┌────────
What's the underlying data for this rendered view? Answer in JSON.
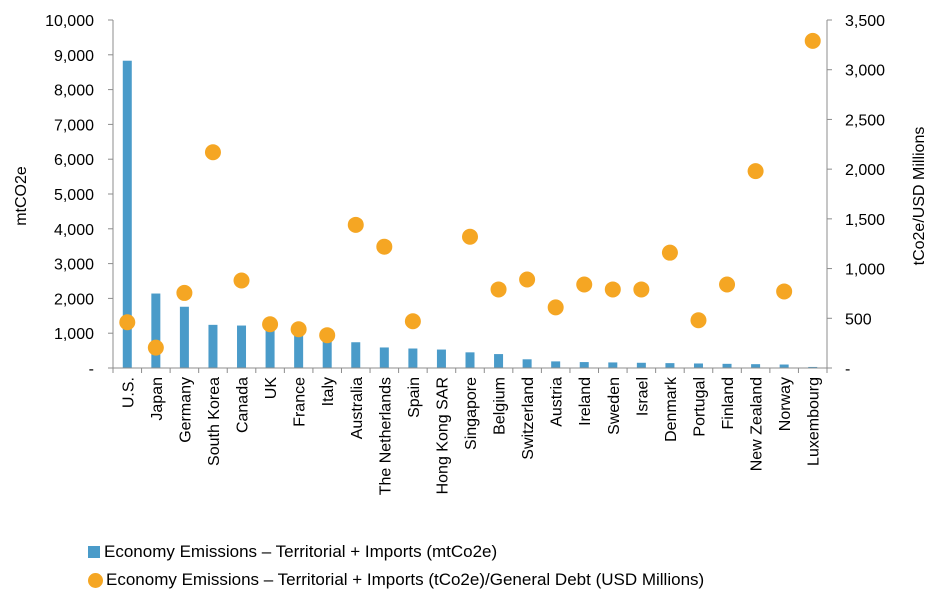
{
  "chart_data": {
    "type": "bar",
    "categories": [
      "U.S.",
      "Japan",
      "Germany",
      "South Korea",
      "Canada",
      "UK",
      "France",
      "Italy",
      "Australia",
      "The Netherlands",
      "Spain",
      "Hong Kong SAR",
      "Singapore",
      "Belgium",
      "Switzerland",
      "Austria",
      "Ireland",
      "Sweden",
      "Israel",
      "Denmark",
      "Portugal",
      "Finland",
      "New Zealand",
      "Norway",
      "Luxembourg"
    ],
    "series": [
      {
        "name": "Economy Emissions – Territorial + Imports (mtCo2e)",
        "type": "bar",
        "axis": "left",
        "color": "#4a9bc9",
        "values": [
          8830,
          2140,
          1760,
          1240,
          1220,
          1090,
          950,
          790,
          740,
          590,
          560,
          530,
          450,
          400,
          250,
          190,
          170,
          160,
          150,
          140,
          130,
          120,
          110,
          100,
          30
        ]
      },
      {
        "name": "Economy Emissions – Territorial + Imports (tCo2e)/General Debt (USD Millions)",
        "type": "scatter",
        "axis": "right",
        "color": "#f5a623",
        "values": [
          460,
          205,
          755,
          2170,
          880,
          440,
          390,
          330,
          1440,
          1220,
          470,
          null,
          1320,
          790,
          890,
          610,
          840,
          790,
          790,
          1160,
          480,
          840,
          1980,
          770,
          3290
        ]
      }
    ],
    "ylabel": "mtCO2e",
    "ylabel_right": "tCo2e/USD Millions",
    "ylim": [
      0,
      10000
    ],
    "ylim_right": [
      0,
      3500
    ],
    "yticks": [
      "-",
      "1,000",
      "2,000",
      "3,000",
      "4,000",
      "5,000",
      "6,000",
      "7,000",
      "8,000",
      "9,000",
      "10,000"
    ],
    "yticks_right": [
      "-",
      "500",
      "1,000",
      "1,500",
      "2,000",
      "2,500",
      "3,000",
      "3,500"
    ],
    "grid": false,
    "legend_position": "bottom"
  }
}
└────────
[Problem statement]
Quote the data exactly, leaving every image out of the copy.

[Solution]
What's the underlying data for this rendered view? Answer in JSON.
{
  "chart_data": {
    "type": "bar",
    "categories": [
      "U.S.",
      "Japan",
      "Germany",
      "South Korea",
      "Canada",
      "UK",
      "France",
      "Italy",
      "Australia",
      "The Netherlands",
      "Spain",
      "Hong Kong SAR",
      "Singapore",
      "Belgium",
      "Switzerland",
      "Austria",
      "Ireland",
      "Sweden",
      "Israel",
      "Denmark",
      "Portugal",
      "Finland",
      "New Zealand",
      "Norway",
      "Luxembourg"
    ],
    "series": [
      {
        "name": "Economy Emissions – Territorial + Imports (mtCo2e)",
        "type": "bar",
        "axis": "left",
        "color": "#4a9bc9",
        "values": [
          8830,
          2140,
          1760,
          1240,
          1220,
          1090,
          950,
          790,
          740,
          590,
          560,
          530,
          450,
          400,
          250,
          190,
          170,
          160,
          150,
          140,
          130,
          120,
          110,
          100,
          30
        ]
      },
      {
        "name": "Economy Emissions – Territorial + Imports (tCo2e)/General Debt (USD Millions)",
        "type": "scatter",
        "axis": "right",
        "color": "#f5a623",
        "values": [
          460,
          205,
          755,
          2170,
          880,
          440,
          390,
          330,
          1440,
          1220,
          470,
          null,
          1320,
          790,
          890,
          610,
          840,
          790,
          790,
          1160,
          480,
          840,
          1980,
          770,
          3290
        ]
      }
    ],
    "ylabel": "mtCO2e",
    "ylabel_right": "tCo2e/USD Millions",
    "ylim": [
      0,
      10000
    ],
    "ylim_right": [
      0,
      3500
    ],
    "yticks": [
      "-",
      "1,000",
      "2,000",
      "3,000",
      "4,000",
      "5,000",
      "6,000",
      "7,000",
      "8,000",
      "9,000",
      "10,000"
    ],
    "yticks_right": [
      "-",
      "500",
      "1,000",
      "1,500",
      "2,000",
      "2,500",
      "3,000",
      "3,500"
    ],
    "grid": false,
    "legend_position": "bottom"
  }
}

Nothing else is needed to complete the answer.